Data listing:
--- BEGIN ---

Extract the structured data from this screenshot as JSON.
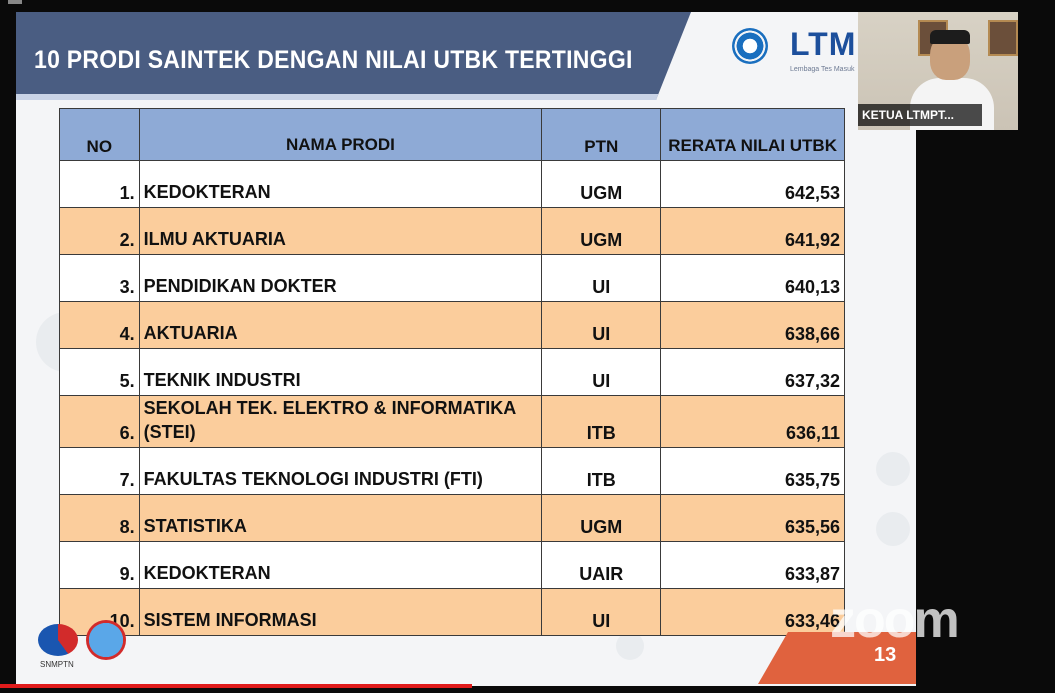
{
  "slide": {
    "title": "10 PRODI SAINTEK DENGAN NILAI UTBK TERTINGGI",
    "logo_text": "LTM",
    "logo_subtext": "Lembaga Tes Masuk",
    "page_number": "13",
    "footer_logo_label": "SNMPTN"
  },
  "table": {
    "headers": {
      "no": "NO",
      "name": "NAMA PRODI",
      "ptn": "PTN",
      "value": "RERATA NILAI UTBK"
    },
    "rows": [
      {
        "no": "1.",
        "name": "KEDOKTERAN",
        "ptn": "UGM",
        "value": "642,53"
      },
      {
        "no": "2.",
        "name": "ILMU AKTUARIA",
        "ptn": "UGM",
        "value": "641,92"
      },
      {
        "no": "3.",
        "name": "PENDIDIKAN DOKTER",
        "ptn": "UI",
        "value": "640,13"
      },
      {
        "no": "4.",
        "name": "AKTUARIA",
        "ptn": "UI",
        "value": "638,66"
      },
      {
        "no": "5.",
        "name": "TEKNIK INDUSTRI",
        "ptn": "UI",
        "value": "637,32"
      },
      {
        "no": "6.",
        "name": "SEKOLAH TEK. ELEKTRO & INFORMATIKA (STEI)",
        "ptn": "ITB",
        "value": "636,11"
      },
      {
        "no": "7.",
        "name": "FAKULTAS TEKNOLOGI INDUSTRI (FTI)",
        "ptn": "ITB",
        "value": "635,75"
      },
      {
        "no": "8.",
        "name": "STATISTIKA",
        "ptn": "UGM",
        "value": "635,56"
      },
      {
        "no": "9.",
        "name": "KEDOKTERAN",
        "ptn": "UAIR",
        "value": "633,87"
      },
      {
        "no": "10.",
        "name": "SISTEM INFORMASI",
        "ptn": "UI",
        "value": "633,46"
      }
    ]
  },
  "video": {
    "participant_name": "KETUA LTMPT..."
  },
  "watermark": "zoom",
  "colors": {
    "title_bar": "#4a5d82",
    "header_bg": "#8eaad6",
    "row_alt": "#fbcd9c",
    "accent_red": "#e0623e",
    "progress_red": "#e01b1b"
  }
}
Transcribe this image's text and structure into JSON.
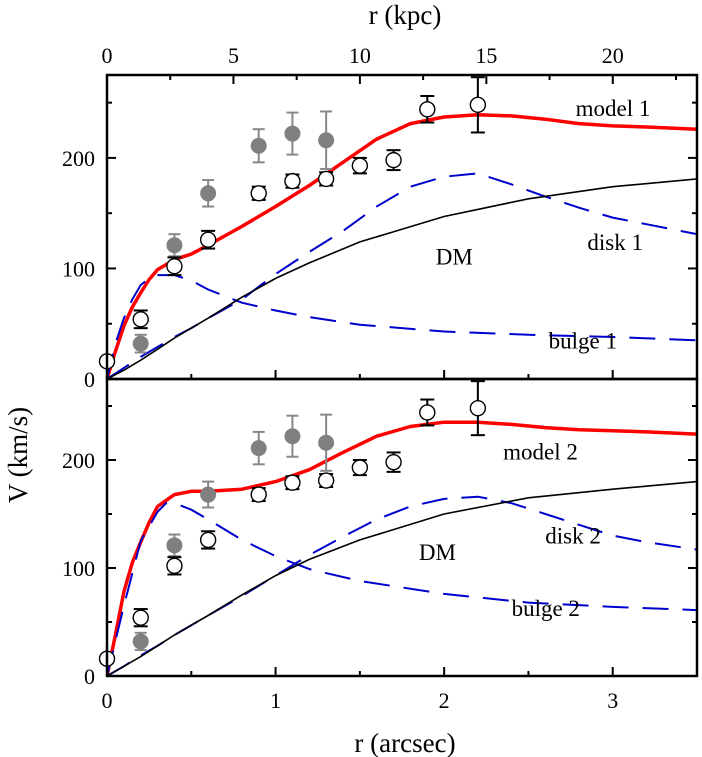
{
  "chart_data": {
    "type": "line",
    "x_axis": {
      "label": "r (arcsec)",
      "range": [
        0,
        3.5
      ],
      "ticks": [
        0,
        1,
        2,
        3
      ],
      "tick_labels": [
        "0",
        "1",
        "2",
        "3"
      ]
    },
    "x_top_axis": {
      "label": "r (kpc)",
      "range": [
        0,
        23.33
      ],
      "ticks": [
        0,
        5,
        10,
        15,
        20
      ],
      "tick_labels": [
        "0",
        "5",
        "10",
        "15",
        "20"
      ]
    },
    "y_axis": {
      "label": "V (km/s)",
      "range": [
        0,
        275
      ],
      "ticks": [
        0,
        100,
        200
      ],
      "tick_labels": [
        "0",
        "100",
        "200"
      ]
    },
    "panels": [
      {
        "id": "top",
        "series": [
          {
            "name": "model 1",
            "color": "#ff0000",
            "style": "solid-thick",
            "x": [
              0,
              0.05,
              0.1,
              0.15,
              0.2,
              0.25,
              0.3,
              0.4,
              0.5,
              0.6,
              0.8,
              1.0,
              1.2,
              1.4,
              1.6,
              1.8,
              2.0,
              2.2,
              2.4,
              2.6,
              2.8,
              3.0,
              3.2,
              3.5
            ],
            "y": [
              0,
              25,
              48,
              65,
              78,
              90,
              99,
              108,
              113,
              121,
              138,
              156,
              175,
              196,
              217,
              231,
              237,
              239,
              238,
              235,
              231,
              229,
              228,
              226
            ]
          },
          {
            "name": "disk 1",
            "color": "#0000cc",
            "style": "dashed",
            "x": [
              0,
              0.1,
              0.2,
              0.3,
              0.4,
              0.5,
              0.6,
              0.8,
              1.0,
              1.2,
              1.4,
              1.6,
              1.8,
              2.0,
              2.2,
              2.4,
              2.6,
              2.8,
              3.0,
              3.2,
              3.5
            ],
            "y": [
              0,
              10,
              20,
              29,
              38,
              46,
              55,
              72,
              95,
              115,
              134,
              156,
              174,
              183,
              186,
              176,
              165,
              155,
              146,
              140,
              131
            ]
          },
          {
            "name": "bulge 1",
            "color": "#0000cc",
            "style": "dashed",
            "x": [
              0,
              0.05,
              0.1,
              0.15,
              0.2,
              0.25,
              0.3,
              0.4,
              0.5,
              0.6,
              0.8,
              1.0,
              1.2,
              1.5,
              2.0,
              2.5,
              3.0,
              3.5
            ],
            "y": [
              0,
              32,
              55,
              72,
              85,
              91,
              94,
              94,
              89,
              81,
              69,
              62,
              56,
              49,
              43,
              40,
              38,
              35
            ]
          },
          {
            "name": "DM",
            "color": "#000000",
            "style": "solid-thin",
            "x": [
              0,
              0.1,
              0.2,
              0.3,
              0.4,
              0.5,
              0.6,
              0.8,
              1.0,
              1.2,
              1.5,
              2.0,
              2.5,
              3.0,
              3.5
            ],
            "y": [
              0,
              8,
              17,
              27,
              37,
              46,
              55,
              74,
              91,
              105,
              124,
              147,
              163,
              174,
              181
            ]
          }
        ],
        "points_open": {
          "x": [
            0.0,
            0.2,
            0.4,
            0.6,
            0.9,
            1.1,
            1.3,
            1.5,
            1.7,
            1.9,
            2.2
          ],
          "y": [
            16,
            54,
            102,
            126,
            168,
            179,
            181,
            193,
            198,
            244,
            248
          ],
          "err": [
            0,
            8,
            8,
            8,
            6,
            6,
            6,
            7,
            9,
            12,
            25
          ]
        },
        "points_filled": {
          "x": [
            0.2,
            0.4,
            0.6,
            0.9,
            1.1,
            1.3
          ],
          "y": [
            32,
            121,
            168,
            211,
            222,
            216
          ],
          "err": [
            8,
            10,
            12,
            15,
            19,
            26
          ]
        },
        "annotations": [
          {
            "text": "model 1",
            "x": 2.78,
            "y": 245
          },
          {
            "text": "disk 1",
            "x": 2.85,
            "y": 124
          },
          {
            "text": "DM",
            "x": 1.95,
            "y": 111
          },
          {
            "text": "bulge 1",
            "x": 2.62,
            "y": 35
          }
        ]
      },
      {
        "id": "bottom",
        "series": [
          {
            "name": "model 2",
            "color": "#ff0000",
            "style": "solid-thick",
            "x": [
              0,
              0.05,
              0.1,
              0.15,
              0.2,
              0.25,
              0.3,
              0.4,
              0.5,
              0.6,
              0.8,
              1.0,
              1.2,
              1.4,
              1.6,
              1.8,
              2.0,
              2.2,
              2.4,
              2.6,
              2.8,
              3.0,
              3.2,
              3.5
            ],
            "y": [
              0,
              38,
              78,
              105,
              124,
              142,
              157,
              168,
              171,
              171,
              173,
              180,
              191,
              207,
              222,
              231,
              235,
              235,
              233,
              230,
              228,
              227,
              226,
              224
            ]
          },
          {
            "name": "disk 2",
            "color": "#0000cc",
            "style": "dashed",
            "x": [
              0,
              0.1,
              0.2,
              0.3,
              0.4,
              0.5,
              0.6,
              0.8,
              1.0,
              1.2,
              1.4,
              1.6,
              1.8,
              2.0,
              2.2,
              2.4,
              2.6,
              2.8,
              3.0,
              3.2,
              3.5
            ],
            "y": [
              0,
              9,
              19,
              28,
              38,
              47,
              56,
              74,
              93,
              112,
              129,
              145,
              157,
              164,
              166,
              160,
              150,
              140,
              130,
              124,
              117
            ]
          },
          {
            "name": "bulge 2",
            "color": "#0000cc",
            "style": "dashed",
            "x": [
              0,
              0.1,
              0.2,
              0.3,
              0.35,
              0.4,
              0.5,
              0.6,
              0.8,
              1.0,
              1.2,
              1.5,
              2.0,
              2.5,
              3.0,
              3.5
            ],
            "y": [
              0,
              65,
              125,
              152,
              160,
              160,
              154,
              145,
              126,
              111,
              99,
              88,
              76,
              68,
              64,
              61
            ]
          },
          {
            "name": "DM",
            "color": "#000000",
            "style": "solid-thin",
            "x": [
              0,
              0.1,
              0.2,
              0.3,
              0.4,
              0.5,
              0.6,
              0.8,
              1.0,
              1.2,
              1.5,
              2.0,
              2.5,
              3.0,
              3.5
            ],
            "y": [
              0,
              9,
              18,
              28,
              38,
              47,
              56,
              75,
              93,
              108,
              126,
              150,
              165,
              173,
              180
            ]
          }
        ],
        "points_open": {
          "x": [
            0.0,
            0.2,
            0.4,
            0.6,
            0.9,
            1.1,
            1.3,
            1.5,
            1.7,
            1.9,
            2.2
          ],
          "y": [
            16,
            54,
            102,
            126,
            168,
            179,
            181,
            193,
            198,
            244,
            248
          ],
          "err": [
            0,
            8,
            8,
            8,
            6,
            6,
            6,
            7,
            9,
            12,
            25
          ]
        },
        "points_filled": {
          "x": [
            0.2,
            0.4,
            0.6,
            0.9,
            1.1,
            1.3
          ],
          "y": [
            32,
            121,
            168,
            211,
            222,
            216
          ],
          "err": [
            8,
            10,
            12,
            15,
            19,
            26
          ]
        },
        "annotations": [
          {
            "text": "model 2",
            "x": 2.35,
            "y": 208
          },
          {
            "text": "disk 2",
            "x": 2.6,
            "y": 130
          },
          {
            "text": "DM",
            "x": 1.85,
            "y": 115
          },
          {
            "text": "bulge 2",
            "x": 2.4,
            "y": 63
          }
        ]
      }
    ]
  }
}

--- END ---

What you are asked to do:
Every line of the listing that holds "JSON" is to be counted; give only the resulting number.

Expected answer:
2